(EXTRACTED DATA):
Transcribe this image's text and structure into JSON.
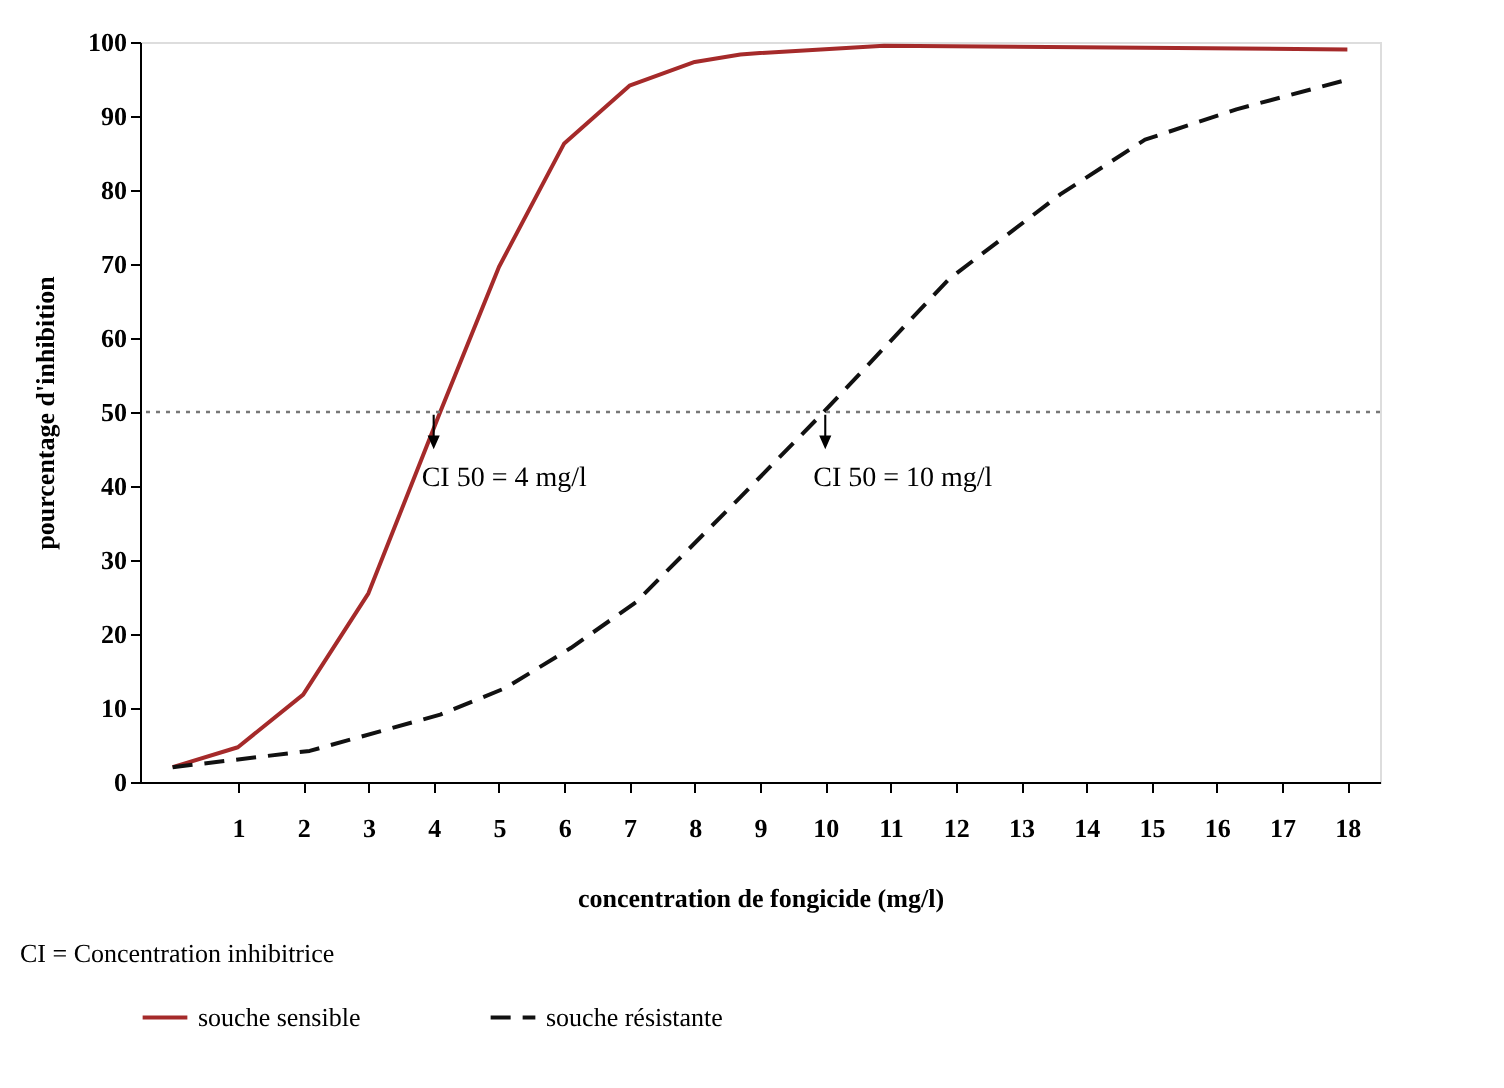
{
  "chart_data": {
    "type": "line",
    "xlabel": "concentration de fongicide (mg/l)",
    "ylabel": "pourcentage d'inhibition",
    "series": [
      {
        "name": "souche sensible",
        "color": "#a52a2a",
        "line_style": "solid",
        "x": [
          0,
          1,
          2,
          3,
          4.1,
          5,
          6,
          7,
          8,
          8.7,
          9,
          10.9,
          18
        ],
        "values": [
          2,
          4.7,
          11.8,
          25.5,
          50,
          69.6,
          86.3,
          94.1,
          97.3,
          98.3,
          98.5,
          99.5,
          99
        ]
      },
      {
        "name": "souche résistante",
        "color": "#111111",
        "line_style": "dashed",
        "x": [
          0,
          2.1,
          4.1,
          5.1,
          6.1,
          7.1,
          8.7,
          9.9,
          11.9,
          13.6,
          14.9,
          16.3,
          18
        ],
        "values": [
          2,
          4.2,
          9.1,
          12.7,
          18.1,
          24.3,
          38.5,
          49.3,
          68,
          79.4,
          86.8,
          90.9,
          94.9
        ]
      }
    ],
    "xlim": [
      -0.5,
      18.5
    ],
    "xticks": [
      1,
      2,
      3,
      4,
      5,
      6,
      7,
      8,
      9,
      10,
      11,
      12,
      13,
      14,
      15,
      16,
      17,
      18
    ],
    "ylim": [
      0,
      100
    ],
    "yticks": [
      0,
      10,
      20,
      30,
      40,
      50,
      60,
      70,
      80,
      90,
      100
    ],
    "ref_lines": [
      {
        "axis": "y",
        "value": 50,
        "label": null,
        "color": "#777777",
        "line_style": "dotted"
      }
    ],
    "annotations": [
      {
        "text": "CI 50 = 4 mg/l",
        "x": 4,
        "y": 50
      },
      {
        "text": "CI 50 = 10 mg/l",
        "x": 10,
        "y": 50
      },
      "CI = Concentration inhibitrice"
    ],
    "grid": false,
    "legend": "bottom"
  }
}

(PROBLEM):
Using the records given above, list every line that includes the word "souche".

(ANSWER TO THIS TASK):
        "name": "souche sensible",
        "name": "souche résistante",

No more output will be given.